■ AIM OF THE TASK ■
Take every line from the listing below that includes "Does" and copy it.

(Data records)
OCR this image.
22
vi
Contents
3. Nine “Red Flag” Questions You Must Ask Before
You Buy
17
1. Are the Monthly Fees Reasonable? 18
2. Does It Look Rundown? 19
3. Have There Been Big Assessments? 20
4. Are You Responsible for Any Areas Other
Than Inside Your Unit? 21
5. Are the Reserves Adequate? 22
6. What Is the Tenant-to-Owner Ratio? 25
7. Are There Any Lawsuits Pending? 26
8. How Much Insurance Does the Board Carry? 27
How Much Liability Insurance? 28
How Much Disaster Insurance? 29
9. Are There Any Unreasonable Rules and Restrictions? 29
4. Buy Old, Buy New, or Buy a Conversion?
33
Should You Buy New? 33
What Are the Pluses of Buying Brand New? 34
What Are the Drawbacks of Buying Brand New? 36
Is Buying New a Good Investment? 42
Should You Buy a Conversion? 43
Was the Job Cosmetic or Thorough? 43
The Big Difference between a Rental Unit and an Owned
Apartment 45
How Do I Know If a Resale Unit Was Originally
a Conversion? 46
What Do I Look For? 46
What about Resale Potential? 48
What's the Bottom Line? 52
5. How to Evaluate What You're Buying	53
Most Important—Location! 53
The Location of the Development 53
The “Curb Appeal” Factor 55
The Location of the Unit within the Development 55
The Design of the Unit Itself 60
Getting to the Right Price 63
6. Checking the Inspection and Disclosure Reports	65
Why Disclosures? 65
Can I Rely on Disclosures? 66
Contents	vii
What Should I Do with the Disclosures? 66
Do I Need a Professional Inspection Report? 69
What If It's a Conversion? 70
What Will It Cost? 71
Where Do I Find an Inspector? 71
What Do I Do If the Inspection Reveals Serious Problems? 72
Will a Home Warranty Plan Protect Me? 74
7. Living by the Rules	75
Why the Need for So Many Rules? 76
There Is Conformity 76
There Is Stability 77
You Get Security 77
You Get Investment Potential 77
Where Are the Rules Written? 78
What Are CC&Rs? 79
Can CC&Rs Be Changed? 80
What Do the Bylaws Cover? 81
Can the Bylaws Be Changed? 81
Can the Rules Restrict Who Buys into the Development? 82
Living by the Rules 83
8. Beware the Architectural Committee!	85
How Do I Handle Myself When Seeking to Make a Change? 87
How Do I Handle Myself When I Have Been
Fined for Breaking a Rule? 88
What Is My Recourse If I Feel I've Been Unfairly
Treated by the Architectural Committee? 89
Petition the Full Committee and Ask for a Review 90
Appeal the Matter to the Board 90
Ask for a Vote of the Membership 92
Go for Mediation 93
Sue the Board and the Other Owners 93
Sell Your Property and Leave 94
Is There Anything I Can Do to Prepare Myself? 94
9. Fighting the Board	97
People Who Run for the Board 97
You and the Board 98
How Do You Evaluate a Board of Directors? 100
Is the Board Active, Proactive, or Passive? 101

■ COMPLETE RESPONSE ■
2. Does It Look Rundown? 19
8. How Much Insurance Does the Board Carry? 27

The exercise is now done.